-- EXERCISE DETAILS --
Can you transcribe every record below exactly as it appears?

-- STORED DATA --
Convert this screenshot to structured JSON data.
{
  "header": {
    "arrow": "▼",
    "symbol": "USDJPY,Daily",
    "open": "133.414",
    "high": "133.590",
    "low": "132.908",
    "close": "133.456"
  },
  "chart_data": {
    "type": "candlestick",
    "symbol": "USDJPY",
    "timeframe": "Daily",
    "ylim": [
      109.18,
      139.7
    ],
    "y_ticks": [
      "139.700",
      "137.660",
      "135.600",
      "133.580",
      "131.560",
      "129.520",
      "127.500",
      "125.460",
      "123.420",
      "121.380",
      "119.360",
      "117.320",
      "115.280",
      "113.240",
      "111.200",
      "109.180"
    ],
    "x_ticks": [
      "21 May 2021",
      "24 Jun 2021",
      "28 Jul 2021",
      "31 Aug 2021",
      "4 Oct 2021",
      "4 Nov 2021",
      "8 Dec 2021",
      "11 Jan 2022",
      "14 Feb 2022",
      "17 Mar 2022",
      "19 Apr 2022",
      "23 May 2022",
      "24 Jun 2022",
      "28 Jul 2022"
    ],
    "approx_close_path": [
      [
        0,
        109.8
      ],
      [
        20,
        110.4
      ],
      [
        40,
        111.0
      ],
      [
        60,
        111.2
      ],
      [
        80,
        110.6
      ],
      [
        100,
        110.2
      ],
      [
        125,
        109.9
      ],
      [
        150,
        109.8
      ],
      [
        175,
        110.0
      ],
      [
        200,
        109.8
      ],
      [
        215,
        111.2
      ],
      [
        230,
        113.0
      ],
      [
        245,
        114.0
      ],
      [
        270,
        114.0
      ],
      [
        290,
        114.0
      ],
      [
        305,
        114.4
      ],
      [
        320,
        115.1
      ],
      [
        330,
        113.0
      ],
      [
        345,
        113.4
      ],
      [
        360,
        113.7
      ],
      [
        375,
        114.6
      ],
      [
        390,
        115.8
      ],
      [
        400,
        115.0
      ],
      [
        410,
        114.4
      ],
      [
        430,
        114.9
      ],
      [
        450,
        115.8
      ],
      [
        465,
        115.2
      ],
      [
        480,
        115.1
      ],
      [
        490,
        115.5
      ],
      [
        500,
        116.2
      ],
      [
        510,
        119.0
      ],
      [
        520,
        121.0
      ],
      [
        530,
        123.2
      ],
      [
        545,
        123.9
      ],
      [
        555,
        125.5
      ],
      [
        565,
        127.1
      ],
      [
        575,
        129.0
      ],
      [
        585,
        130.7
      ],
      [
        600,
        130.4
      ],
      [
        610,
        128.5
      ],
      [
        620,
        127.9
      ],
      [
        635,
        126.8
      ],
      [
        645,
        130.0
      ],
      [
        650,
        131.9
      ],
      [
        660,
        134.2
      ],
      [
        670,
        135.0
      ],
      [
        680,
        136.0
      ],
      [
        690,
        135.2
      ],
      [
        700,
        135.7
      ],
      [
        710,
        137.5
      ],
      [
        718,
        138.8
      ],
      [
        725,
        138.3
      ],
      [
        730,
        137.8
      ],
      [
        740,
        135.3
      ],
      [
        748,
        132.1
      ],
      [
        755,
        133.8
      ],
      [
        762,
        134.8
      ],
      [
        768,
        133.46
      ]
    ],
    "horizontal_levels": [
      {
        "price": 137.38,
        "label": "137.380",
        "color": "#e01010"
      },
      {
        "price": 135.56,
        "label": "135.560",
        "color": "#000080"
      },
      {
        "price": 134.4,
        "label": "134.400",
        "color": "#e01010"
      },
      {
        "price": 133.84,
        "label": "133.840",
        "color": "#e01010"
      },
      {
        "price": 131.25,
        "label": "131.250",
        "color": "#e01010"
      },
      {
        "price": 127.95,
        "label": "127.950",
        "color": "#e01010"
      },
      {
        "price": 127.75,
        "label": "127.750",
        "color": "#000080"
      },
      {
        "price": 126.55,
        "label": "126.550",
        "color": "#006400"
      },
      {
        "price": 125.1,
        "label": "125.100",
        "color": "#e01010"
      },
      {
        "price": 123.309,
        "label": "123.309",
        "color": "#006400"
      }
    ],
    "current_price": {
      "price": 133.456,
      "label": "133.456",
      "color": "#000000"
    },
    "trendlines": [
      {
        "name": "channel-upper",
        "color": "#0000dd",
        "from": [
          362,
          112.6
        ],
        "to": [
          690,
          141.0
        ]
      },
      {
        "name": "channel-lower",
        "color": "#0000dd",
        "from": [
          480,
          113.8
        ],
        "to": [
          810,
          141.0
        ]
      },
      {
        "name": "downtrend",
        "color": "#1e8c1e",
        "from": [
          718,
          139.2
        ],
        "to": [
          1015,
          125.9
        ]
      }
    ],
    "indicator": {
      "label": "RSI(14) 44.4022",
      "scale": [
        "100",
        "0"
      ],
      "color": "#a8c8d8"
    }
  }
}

-- EXPECTED ANSWER --
Convert this screenshot to structured JSON data.
{
  "header": {
    "arrow": "▼",
    "symbol": "USDJPY,Daily",
    "open": "133.414",
    "high": "133.590",
    "low": "132.908",
    "close": "133.456"
  },
  "chart_data": {
    "type": "candlestick",
    "symbol": "USDJPY",
    "timeframe": "Daily",
    "ylim": [
      109.18,
      139.7
    ],
    "y_ticks": [
      "139.700",
      "137.660",
      "135.600",
      "133.580",
      "131.560",
      "129.520",
      "127.500",
      "125.460",
      "123.420",
      "121.380",
      "119.360",
      "117.320",
      "115.280",
      "113.240",
      "111.200",
      "109.180"
    ],
    "x_ticks": [
      "21 May 2021",
      "24 Jun 2021",
      "28 Jul 2021",
      "31 Aug 2021",
      "4 Oct 2021",
      "4 Nov 2021",
      "8 Dec 2021",
      "11 Jan 2022",
      "14 Feb 2022",
      "17 Mar 2022",
      "19 Apr 2022",
      "23 May 2022",
      "24 Jun 2022",
      "28 Jul 2022"
    ],
    "approx_close_path": [
      [
        0,
        109.8
      ],
      [
        20,
        110.4
      ],
      [
        40,
        111.0
      ],
      [
        60,
        111.2
      ],
      [
        80,
        110.6
      ],
      [
        100,
        110.2
      ],
      [
        125,
        109.9
      ],
      [
        150,
        109.8
      ],
      [
        175,
        110.0
      ],
      [
        200,
        109.8
      ],
      [
        215,
        111.2
      ],
      [
        230,
        113.0
      ],
      [
        245,
        114.0
      ],
      [
        270,
        114.0
      ],
      [
        290,
        114.0
      ],
      [
        305,
        114.4
      ],
      [
        320,
        115.1
      ],
      [
        330,
        113.0
      ],
      [
        345,
        113.4
      ],
      [
        360,
        113.7
      ],
      [
        375,
        114.6
      ],
      [
        390,
        115.8
      ],
      [
        400,
        115.0
      ],
      [
        410,
        114.4
      ],
      [
        430,
        114.9
      ],
      [
        450,
        115.8
      ],
      [
        465,
        115.2
      ],
      [
        480,
        115.1
      ],
      [
        490,
        115.5
      ],
      [
        500,
        116.2
      ],
      [
        510,
        119.0
      ],
      [
        520,
        121.0
      ],
      [
        530,
        123.2
      ],
      [
        545,
        123.9
      ],
      [
        555,
        125.5
      ],
      [
        565,
        127.1
      ],
      [
        575,
        129.0
      ],
      [
        585,
        130.7
      ],
      [
        600,
        130.4
      ],
      [
        610,
        128.5
      ],
      [
        620,
        127.9
      ],
      [
        635,
        126.8
      ],
      [
        645,
        130.0
      ],
      [
        650,
        131.9
      ],
      [
        660,
        134.2
      ],
      [
        670,
        135.0
      ],
      [
        680,
        136.0
      ],
      [
        690,
        135.2
      ],
      [
        700,
        135.7
      ],
      [
        710,
        137.5
      ],
      [
        718,
        138.8
      ],
      [
        725,
        138.3
      ],
      [
        730,
        137.8
      ],
      [
        740,
        135.3
      ],
      [
        748,
        132.1
      ],
      [
        755,
        133.8
      ],
      [
        762,
        134.8
      ],
      [
        768,
        133.46
      ]
    ],
    "horizontal_levels": [
      {
        "price": 137.38,
        "label": "137.380",
        "color": "#e01010"
      },
      {
        "price": 135.56,
        "label": "135.560",
        "color": "#000080"
      },
      {
        "price": 134.4,
        "label": "134.400",
        "color": "#e01010"
      },
      {
        "price": 133.84,
        "label": "133.840",
        "color": "#e01010"
      },
      {
        "price": 131.25,
        "label": "131.250",
        "color": "#e01010"
      },
      {
        "price": 127.95,
        "label": "127.950",
        "color": "#e01010"
      },
      {
        "price": 127.75,
        "label": "127.750",
        "color": "#000080"
      },
      {
        "price": 126.55,
        "label": "126.550",
        "color": "#006400"
      },
      {
        "price": 125.1,
        "label": "125.100",
        "color": "#e01010"
      },
      {
        "price": 123.309,
        "label": "123.309",
        "color": "#006400"
      }
    ],
    "current_price": {
      "price": 133.456,
      "label": "133.456",
      "color": "#000000"
    },
    "trendlines": [
      {
        "name": "channel-upper",
        "color": "#0000dd",
        "from": [
          362,
          112.6
        ],
        "to": [
          690,
          141.0
        ]
      },
      {
        "name": "channel-lower",
        "color": "#0000dd",
        "from": [
          480,
          113.8
        ],
        "to": [
          810,
          141.0
        ]
      },
      {
        "name": "downtrend",
        "color": "#1e8c1e",
        "from": [
          718,
          139.2
        ],
        "to": [
          1015,
          125.9
        ]
      }
    ],
    "indicator": {
      "label": "RSI(14) 44.4022",
      "scale": [
        "100",
        "0"
      ],
      "color": "#a8c8d8"
    }
  }
}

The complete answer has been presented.